● Objective
Go over the entries below line by line, copying each one that contains the word "彭德怀和他的大黑骡子".

● Stored records
+--

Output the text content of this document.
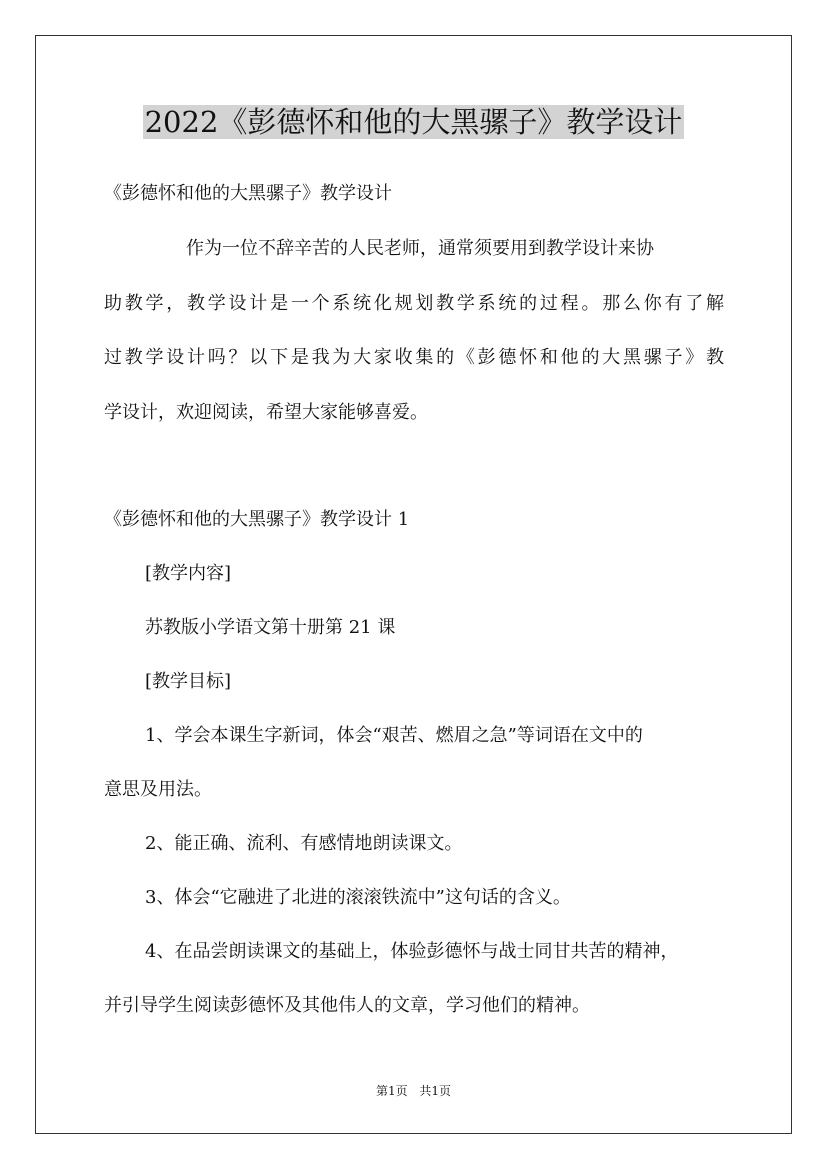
2022《彭德怀和他的大黑骡子》教学设计
《彭德怀和他的大黑骡子》教学设计
作为一位不辞辛苦的人民老师，通常须要用到教学设计来协
助教学，教学设计是一个系统化规划教学系统的过程。那么你有了解
过教学设计吗？以下是我为大家收集的《彭德怀和他的大黑骡子》教
学设计，欢迎阅读，希望大家能够喜爱。
《彭德怀和他的大黑骡子》教学设计 1
[教学内容]
苏教版小学语文第十册第 21 课
[教学目标]
1、学会本课生字新词，体会“艰苦、燃眉之急”等词语在文中的
意思及用法。
2、能正确、流利、有感情地朗读课文。
3、体会“它融进了北进的滚滚铁流中”这句话的含义。
4、在品尝朗读课文的基础上，体验彭德怀与战士同甘共苦的精神，
并引导学生阅读彭德怀及其他伟人的文章，学习他们的精神。
第1页 共1页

+--

● Written answer
2022《彭德怀和他的大黑骡子》教学设计
《彭德怀和他的大黑骡子》教学设计
过教学设计吗？以下是我为大家收集的《彭德怀和他的大黑骡子》教
《彭德怀和他的大黑骡子》教学设计 1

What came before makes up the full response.